PROBLEM DETAILS — Return the "Wild Strawberries" text below in full, word for word, including its introductory sentence.

SOURCE DOCUMENT —
____________________

This poem by Robert Graves feels so appropriate for June’s Full Strawberry Moon–when wild strawberries burst with divine flavor–unlike the often tasteless, hothouse berries found in our grocery stores.

Wild Strawberries

Strawberries that in gardens grow
Are plump and juicy fine,
But sweeter far as wise men know
Spring from the woodland vine.

No need for bowl or silver spoon,
Sugar or spice or cream,
Has the wild berry plucked in June
Beside the trickling stream.

One such to melt at the tongue’s root,
Confounding taste with scent,
Beats a full peck of garden fruit:
Which points my argument.

May sudden justice overtake
And snap the froward pen,
That old and palsied poets shake
Against the minds of men.

Blasphemers trusting to hold caught
In far-flung webs of ink,
The utmost ends of human thought
Till nothing’s left to think.

But may the gift of heavenly peace
And glory for all time
Keep the boy Tom who tending geese
First made the nursery rhyme.

____________________

LISTED RECORDS —
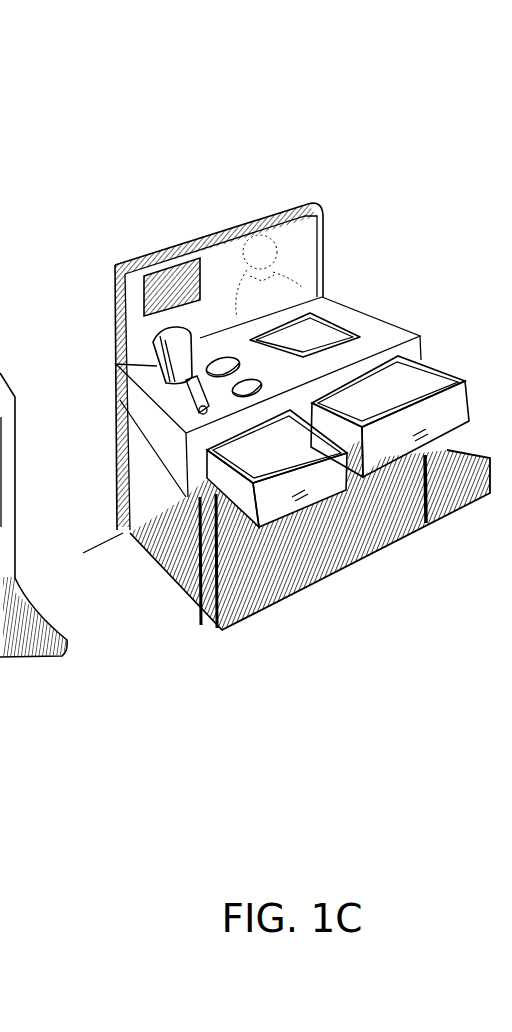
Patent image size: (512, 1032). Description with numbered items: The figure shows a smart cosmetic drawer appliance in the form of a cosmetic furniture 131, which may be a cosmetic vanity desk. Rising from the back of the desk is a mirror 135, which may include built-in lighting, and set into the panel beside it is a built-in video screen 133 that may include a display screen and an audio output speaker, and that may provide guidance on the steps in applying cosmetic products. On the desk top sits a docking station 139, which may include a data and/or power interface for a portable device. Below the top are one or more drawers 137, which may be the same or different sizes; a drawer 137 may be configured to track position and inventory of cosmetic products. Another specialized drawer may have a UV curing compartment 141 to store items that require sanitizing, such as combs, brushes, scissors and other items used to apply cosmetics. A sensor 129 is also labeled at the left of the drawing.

The sensor 129 is at (33, 436).
The cosmetic furniture 131 is at (217, 232).
The built-in video screen 133 is at (163, 267).
The mirror 135 is at (300, 222).
The drawers 137 is at (380, 382).
The docking station 139 is at (142, 363).
The UV curing compartment 141 is at (295, 593).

____________________

THE ANSWER —
This poem by Robert Graves feels so appropriate for June’s Full Strawberry Moon–when wild strawberries burst with divine flavor–unlike the often tasteless, hothouse berries found in our grocery stores.

Wild Strawberries

Strawberries that in gardens grow
Are plump and juicy fine,
But sweeter far as wise men know
Spring from the woodland vine.

No need for bowl or silver spoon,
Sugar or spice or cream,
Has the wild berry plucked in June
Beside the trickling stream.

One such to melt at the tongue’s root,
Confounding taste with scent,
Beats a full peck of garden fruit:
Which points my argument.

May sudden justice overtake
And snap the froward pen,
That old and palsied poets shake
Against the minds of men.

Blasphemers trusting to hold caught
In far-flung webs of ink,
The utmost ends of human thought
Till nothing’s left to think.

But may the gift of heavenly peace
And glory for all time
Keep the boy Tom who tending geese
First made the nursery rhyme.